= Work instructions =
Below are some entries; can you quote all of them exactly?

[Figure content listings]
········
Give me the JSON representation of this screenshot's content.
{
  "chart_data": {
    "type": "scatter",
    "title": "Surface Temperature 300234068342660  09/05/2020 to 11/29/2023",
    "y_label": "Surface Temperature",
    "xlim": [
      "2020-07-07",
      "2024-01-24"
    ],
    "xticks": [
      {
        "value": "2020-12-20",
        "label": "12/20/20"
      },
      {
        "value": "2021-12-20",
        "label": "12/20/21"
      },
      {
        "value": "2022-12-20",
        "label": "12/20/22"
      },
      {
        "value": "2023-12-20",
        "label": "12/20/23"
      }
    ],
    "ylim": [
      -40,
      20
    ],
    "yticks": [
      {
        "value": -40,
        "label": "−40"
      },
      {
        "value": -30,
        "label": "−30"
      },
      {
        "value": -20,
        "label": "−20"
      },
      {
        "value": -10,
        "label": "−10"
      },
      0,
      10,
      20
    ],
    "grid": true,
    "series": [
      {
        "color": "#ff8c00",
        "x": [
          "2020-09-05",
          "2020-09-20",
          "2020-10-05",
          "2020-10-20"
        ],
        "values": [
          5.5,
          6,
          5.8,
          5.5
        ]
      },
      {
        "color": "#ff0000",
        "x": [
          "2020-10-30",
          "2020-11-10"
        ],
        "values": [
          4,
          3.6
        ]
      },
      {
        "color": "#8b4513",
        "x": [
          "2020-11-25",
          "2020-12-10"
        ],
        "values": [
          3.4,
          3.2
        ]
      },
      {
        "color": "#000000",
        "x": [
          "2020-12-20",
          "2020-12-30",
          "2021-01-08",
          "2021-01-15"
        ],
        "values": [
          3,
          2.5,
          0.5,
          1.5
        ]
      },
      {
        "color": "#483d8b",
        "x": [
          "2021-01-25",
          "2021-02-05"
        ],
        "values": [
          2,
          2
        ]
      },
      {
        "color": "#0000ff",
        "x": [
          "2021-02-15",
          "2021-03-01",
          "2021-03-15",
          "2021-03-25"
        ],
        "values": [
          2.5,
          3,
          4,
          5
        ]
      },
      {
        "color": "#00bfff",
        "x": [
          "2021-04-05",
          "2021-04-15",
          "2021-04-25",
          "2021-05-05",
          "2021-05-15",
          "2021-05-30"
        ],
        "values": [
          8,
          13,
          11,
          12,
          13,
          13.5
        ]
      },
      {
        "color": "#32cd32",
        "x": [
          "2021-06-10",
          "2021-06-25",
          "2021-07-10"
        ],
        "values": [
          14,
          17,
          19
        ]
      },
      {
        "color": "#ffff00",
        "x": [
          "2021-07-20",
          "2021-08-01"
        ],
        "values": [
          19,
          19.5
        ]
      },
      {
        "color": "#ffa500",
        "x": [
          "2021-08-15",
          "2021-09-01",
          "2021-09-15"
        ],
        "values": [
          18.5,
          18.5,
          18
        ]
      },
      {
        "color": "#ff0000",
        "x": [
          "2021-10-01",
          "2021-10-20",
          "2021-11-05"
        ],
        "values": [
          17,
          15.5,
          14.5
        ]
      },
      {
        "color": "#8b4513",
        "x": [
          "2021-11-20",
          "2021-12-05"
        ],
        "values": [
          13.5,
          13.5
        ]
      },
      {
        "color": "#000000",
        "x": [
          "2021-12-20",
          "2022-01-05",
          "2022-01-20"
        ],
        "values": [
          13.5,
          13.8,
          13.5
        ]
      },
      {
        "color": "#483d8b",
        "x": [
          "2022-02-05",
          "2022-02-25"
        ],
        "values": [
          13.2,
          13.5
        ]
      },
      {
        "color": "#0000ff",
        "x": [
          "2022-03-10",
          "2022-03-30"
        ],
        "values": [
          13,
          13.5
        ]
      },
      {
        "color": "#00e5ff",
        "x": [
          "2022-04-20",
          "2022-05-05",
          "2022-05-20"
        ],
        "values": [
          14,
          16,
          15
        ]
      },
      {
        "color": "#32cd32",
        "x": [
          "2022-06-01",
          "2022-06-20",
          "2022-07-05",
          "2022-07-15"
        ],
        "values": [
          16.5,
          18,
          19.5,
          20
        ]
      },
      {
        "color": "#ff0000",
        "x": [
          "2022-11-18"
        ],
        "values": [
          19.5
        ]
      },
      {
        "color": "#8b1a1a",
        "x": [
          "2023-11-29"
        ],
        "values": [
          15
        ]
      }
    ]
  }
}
········
= Task response =
Give me the JSON representation of this screenshot's content.
{
  "chart_data": {
    "type": "scatter",
    "title": "Surface Temperature 300234068342660  09/05/2020 to 11/29/2023",
    "y_label": "Surface Temperature",
    "xlim": [
      "2020-07-07",
      "2024-01-24"
    ],
    "xticks": [
      {
        "value": "2020-12-20",
        "label": "12/20/20"
      },
      {
        "value": "2021-12-20",
        "label": "12/20/21"
      },
      {
        "value": "2022-12-20",
        "label": "12/20/22"
      },
      {
        "value": "2023-12-20",
        "label": "12/20/23"
      }
    ],
    "ylim": [
      -40,
      20
    ],
    "yticks": [
      {
        "value": -40,
        "label": "−40"
      },
      {
        "value": -30,
        "label": "−30"
      },
      {
        "value": -20,
        "label": "−20"
      },
      {
        "value": -10,
        "label": "−10"
      },
      0,
      10,
      20
    ],
    "grid": true,
    "series": [
      {
        "color": "#ff8c00",
        "x": [
          "2020-09-05",
          "2020-09-20",
          "2020-10-05",
          "2020-10-20"
        ],
        "values": [
          5.5,
          6,
          5.8,
          5.5
        ]
      },
      {
        "color": "#ff0000",
        "x": [
          "2020-10-30",
          "2020-11-10"
        ],
        "values": [
          4,
          3.6
        ]
      },
      {
        "color": "#8b4513",
        "x": [
          "2020-11-25",
          "2020-12-10"
        ],
        "values": [
          3.4,
          3.2
        ]
      },
      {
        "color": "#000000",
        "x": [
          "2020-12-20",
          "2020-12-30",
          "2021-01-08",
          "2021-01-15"
        ],
        "values": [
          3,
          2.5,
          0.5,
          1.5
        ]
      },
      {
        "color": "#483d8b",
        "x": [
          "2021-01-25",
          "2021-02-05"
        ],
        "values": [
          2,
          2
        ]
      },
      {
        "color": "#0000ff",
        "x": [
          "2021-02-15",
          "2021-03-01",
          "2021-03-15",
          "2021-03-25"
        ],
        "values": [
          2.5,
          3,
          4,
          5
        ]
      },
      {
        "color": "#00bfff",
        "x": [
          "2021-04-05",
          "2021-04-15",
          "2021-04-25",
          "2021-05-05",
          "2021-05-15",
          "2021-05-30"
        ],
        "values": [
          8,
          13,
          11,
          12,
          13,
          13.5
        ]
      },
      {
        "color": "#32cd32",
        "x": [
          "2021-06-10",
          "2021-06-25",
          "2021-07-10"
        ],
        "values": [
          14,
          17,
          19
        ]
      },
      {
        "color": "#ffff00",
        "x": [
          "2021-07-20",
          "2021-08-01"
        ],
        "values": [
          19,
          19.5
        ]
      },
      {
        "color": "#ffa500",
        "x": [
          "2021-08-15",
          "2021-09-01",
          "2021-09-15"
        ],
        "values": [
          18.5,
          18.5,
          18
        ]
      },
      {
        "color": "#ff0000",
        "x": [
          "2021-10-01",
          "2021-10-20",
          "2021-11-05"
        ],
        "values": [
          17,
          15.5,
          14.5
        ]
      },
      {
        "color": "#8b4513",
        "x": [
          "2021-11-20",
          "2021-12-05"
        ],
        "values": [
          13.5,
          13.5
        ]
      },
      {
        "color": "#000000",
        "x": [
          "2021-12-20",
          "2022-01-05",
          "2022-01-20"
        ],
        "values": [
          13.5,
          13.8,
          13.5
        ]
      },
      {
        "color": "#483d8b",
        "x": [
          "2022-02-05",
          "2022-02-25"
        ],
        "values": [
          13.2,
          13.5
        ]
      },
      {
        "color": "#0000ff",
        "x": [
          "2022-03-10",
          "2022-03-30"
        ],
        "values": [
          13,
          13.5
        ]
      },
      {
        "color": "#00e5ff",
        "x": [
          "2022-04-20",
          "2022-05-05",
          "2022-05-20"
        ],
        "values": [
          14,
          16,
          15
        ]
      },
      {
        "color": "#32cd32",
        "x": [
          "2022-06-01",
          "2022-06-20",
          "2022-07-05",
          "2022-07-15"
        ],
        "values": [
          16.5,
          18,
          19.5,
          20
        ]
      },
      {
        "color": "#ff0000",
        "x": [
          "2022-11-18"
        ],
        "values": [
          19.5
        ]
      },
      {
        "color": "#8b1a1a",
        "x": [
          "2023-11-29"
        ],
        "values": [
          15
        ]
      }
    ]
  }
}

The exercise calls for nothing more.